> _WHAT TO PRODUCE_
Transcribe each entry below exactly. Pictures do not go in the copy.

> _GIVEN RECORDS_
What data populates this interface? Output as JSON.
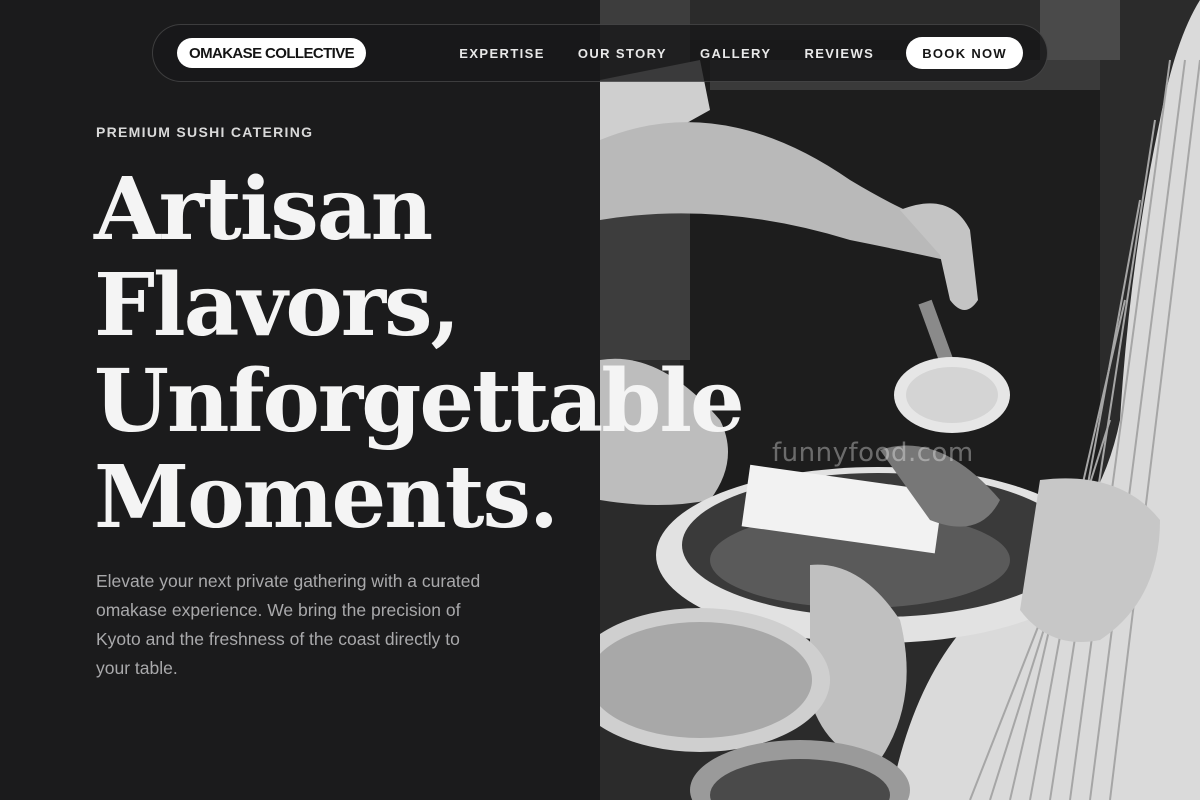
{
  "nav": {
    "brand": "OMAKASE COLLECTIVE",
    "links": [
      "EXPERTISE",
      "OUR STORY",
      "GALLERY",
      "REVIEWS"
    ],
    "cta": "BOOK NOW"
  },
  "hero": {
    "eyebrow": "PREMIUM SUSHI CATERING",
    "headline": [
      "Artisan",
      "Flavors,",
      "Unforgettable",
      "Moments."
    ],
    "intro": "Elevate your next private gathering with a curated omakase experience. We bring the precision of Kyoto and the freshness of the coast directly to your table."
  },
  "photo": {
    "watermark": "funnyfood.com"
  },
  "colors": {
    "background": "#1b1b1c",
    "text": "#f4f4f4",
    "muted": "#a9a9ab",
    "button": "#ffffff"
  }
}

> _FULL SOLUTION_
What data populates this interface? Output as JSON.
{
  "nav": {
    "brand": "OMAKASE COLLECTIVE",
    "links": [
      "EXPERTISE",
      "OUR STORY",
      "GALLERY",
      "REVIEWS"
    ],
    "cta": "BOOK NOW"
  },
  "hero": {
    "eyebrow": "PREMIUM SUSHI CATERING",
    "headline": [
      "Artisan",
      "Flavors,",
      "Unforgettable",
      "Moments."
    ],
    "intro": "Elevate your next private gathering with a curated omakase experience. We bring the precision of Kyoto and the freshness of the coast directly to your table."
  },
  "photo": {
    "watermark": "funnyfood.com"
  },
  "colors": {
    "background": "#1b1b1c",
    "text": "#f4f4f4",
    "muted": "#a9a9ab",
    "button": "#ffffff"
  }
}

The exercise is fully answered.